Tally the lines below that contain "ylabel". The number is the whole answer.

***** Material for this exercise

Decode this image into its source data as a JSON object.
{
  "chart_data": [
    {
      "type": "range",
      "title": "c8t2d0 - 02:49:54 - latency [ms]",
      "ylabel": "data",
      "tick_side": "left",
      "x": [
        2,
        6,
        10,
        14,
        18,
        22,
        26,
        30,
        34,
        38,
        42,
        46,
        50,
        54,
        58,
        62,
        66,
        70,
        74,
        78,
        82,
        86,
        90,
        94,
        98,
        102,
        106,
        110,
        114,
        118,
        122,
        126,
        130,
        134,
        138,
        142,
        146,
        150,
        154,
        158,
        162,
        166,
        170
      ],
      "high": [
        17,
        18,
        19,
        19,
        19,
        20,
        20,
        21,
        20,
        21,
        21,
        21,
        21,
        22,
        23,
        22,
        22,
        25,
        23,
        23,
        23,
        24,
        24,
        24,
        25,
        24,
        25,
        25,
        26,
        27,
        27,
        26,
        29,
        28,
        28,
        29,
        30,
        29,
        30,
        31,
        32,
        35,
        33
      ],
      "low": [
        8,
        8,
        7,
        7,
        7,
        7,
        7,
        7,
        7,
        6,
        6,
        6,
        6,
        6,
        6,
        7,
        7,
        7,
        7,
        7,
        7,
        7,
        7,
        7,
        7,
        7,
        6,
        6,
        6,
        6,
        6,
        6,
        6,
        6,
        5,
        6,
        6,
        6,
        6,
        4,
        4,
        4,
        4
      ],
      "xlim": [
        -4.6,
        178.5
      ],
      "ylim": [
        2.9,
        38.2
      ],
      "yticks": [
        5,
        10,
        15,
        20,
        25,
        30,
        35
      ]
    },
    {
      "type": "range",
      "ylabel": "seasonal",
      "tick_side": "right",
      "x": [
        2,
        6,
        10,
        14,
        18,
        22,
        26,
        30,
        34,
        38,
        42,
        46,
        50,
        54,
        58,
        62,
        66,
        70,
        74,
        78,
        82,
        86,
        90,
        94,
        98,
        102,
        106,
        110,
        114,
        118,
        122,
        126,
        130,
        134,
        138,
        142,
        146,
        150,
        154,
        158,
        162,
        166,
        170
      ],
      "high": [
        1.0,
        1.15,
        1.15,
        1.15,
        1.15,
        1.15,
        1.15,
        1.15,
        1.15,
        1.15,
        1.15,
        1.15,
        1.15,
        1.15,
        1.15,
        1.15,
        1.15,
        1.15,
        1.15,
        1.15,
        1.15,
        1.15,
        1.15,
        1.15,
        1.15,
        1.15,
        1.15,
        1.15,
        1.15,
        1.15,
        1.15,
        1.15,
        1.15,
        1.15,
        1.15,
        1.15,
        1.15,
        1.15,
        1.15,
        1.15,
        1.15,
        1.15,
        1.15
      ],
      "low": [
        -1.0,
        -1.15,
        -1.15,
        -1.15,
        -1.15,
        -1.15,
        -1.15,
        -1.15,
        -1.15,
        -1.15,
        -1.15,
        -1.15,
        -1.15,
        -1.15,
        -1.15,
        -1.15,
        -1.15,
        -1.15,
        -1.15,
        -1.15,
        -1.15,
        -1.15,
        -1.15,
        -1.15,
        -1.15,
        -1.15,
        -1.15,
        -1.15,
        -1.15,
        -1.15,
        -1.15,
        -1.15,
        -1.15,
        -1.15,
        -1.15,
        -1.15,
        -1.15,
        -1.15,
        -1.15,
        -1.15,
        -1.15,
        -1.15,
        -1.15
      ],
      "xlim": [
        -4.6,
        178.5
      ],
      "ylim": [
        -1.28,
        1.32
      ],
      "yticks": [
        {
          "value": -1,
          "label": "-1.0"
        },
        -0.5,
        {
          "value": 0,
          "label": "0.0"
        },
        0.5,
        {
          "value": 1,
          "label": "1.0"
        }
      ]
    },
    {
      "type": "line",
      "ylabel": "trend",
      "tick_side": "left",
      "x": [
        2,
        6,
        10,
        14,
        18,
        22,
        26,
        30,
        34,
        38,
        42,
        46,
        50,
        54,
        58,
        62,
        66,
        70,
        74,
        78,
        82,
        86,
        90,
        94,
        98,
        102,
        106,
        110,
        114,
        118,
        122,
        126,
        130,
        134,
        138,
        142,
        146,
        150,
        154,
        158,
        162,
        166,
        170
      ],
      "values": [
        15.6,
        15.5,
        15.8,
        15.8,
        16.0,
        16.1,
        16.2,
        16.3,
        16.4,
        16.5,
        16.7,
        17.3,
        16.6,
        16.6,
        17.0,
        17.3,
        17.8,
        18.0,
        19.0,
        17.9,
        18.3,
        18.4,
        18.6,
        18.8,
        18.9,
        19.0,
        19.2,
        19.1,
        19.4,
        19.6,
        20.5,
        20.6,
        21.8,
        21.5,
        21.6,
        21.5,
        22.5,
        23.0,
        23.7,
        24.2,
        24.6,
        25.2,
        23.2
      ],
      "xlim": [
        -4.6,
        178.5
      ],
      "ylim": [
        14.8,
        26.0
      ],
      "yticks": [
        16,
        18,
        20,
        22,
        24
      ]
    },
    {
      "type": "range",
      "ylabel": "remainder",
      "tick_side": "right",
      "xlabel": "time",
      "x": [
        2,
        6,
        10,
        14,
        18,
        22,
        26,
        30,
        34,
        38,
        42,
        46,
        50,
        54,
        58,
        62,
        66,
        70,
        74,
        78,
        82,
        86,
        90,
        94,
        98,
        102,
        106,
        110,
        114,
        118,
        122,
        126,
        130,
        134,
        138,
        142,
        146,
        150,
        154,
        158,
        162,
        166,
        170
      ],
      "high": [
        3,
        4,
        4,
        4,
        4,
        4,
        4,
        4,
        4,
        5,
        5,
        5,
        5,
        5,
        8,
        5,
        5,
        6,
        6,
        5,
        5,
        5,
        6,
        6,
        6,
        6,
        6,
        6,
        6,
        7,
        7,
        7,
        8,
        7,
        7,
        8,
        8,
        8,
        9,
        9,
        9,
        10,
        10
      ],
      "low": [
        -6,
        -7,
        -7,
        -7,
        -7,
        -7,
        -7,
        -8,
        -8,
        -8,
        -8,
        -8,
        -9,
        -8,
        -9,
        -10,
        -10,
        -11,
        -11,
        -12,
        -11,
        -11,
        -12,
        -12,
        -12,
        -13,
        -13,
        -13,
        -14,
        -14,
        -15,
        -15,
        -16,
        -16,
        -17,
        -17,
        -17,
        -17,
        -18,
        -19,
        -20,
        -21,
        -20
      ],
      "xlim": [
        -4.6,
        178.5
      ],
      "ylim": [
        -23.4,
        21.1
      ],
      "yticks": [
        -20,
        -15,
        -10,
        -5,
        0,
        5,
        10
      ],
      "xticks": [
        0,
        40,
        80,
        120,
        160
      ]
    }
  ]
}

**********

**Response:** 4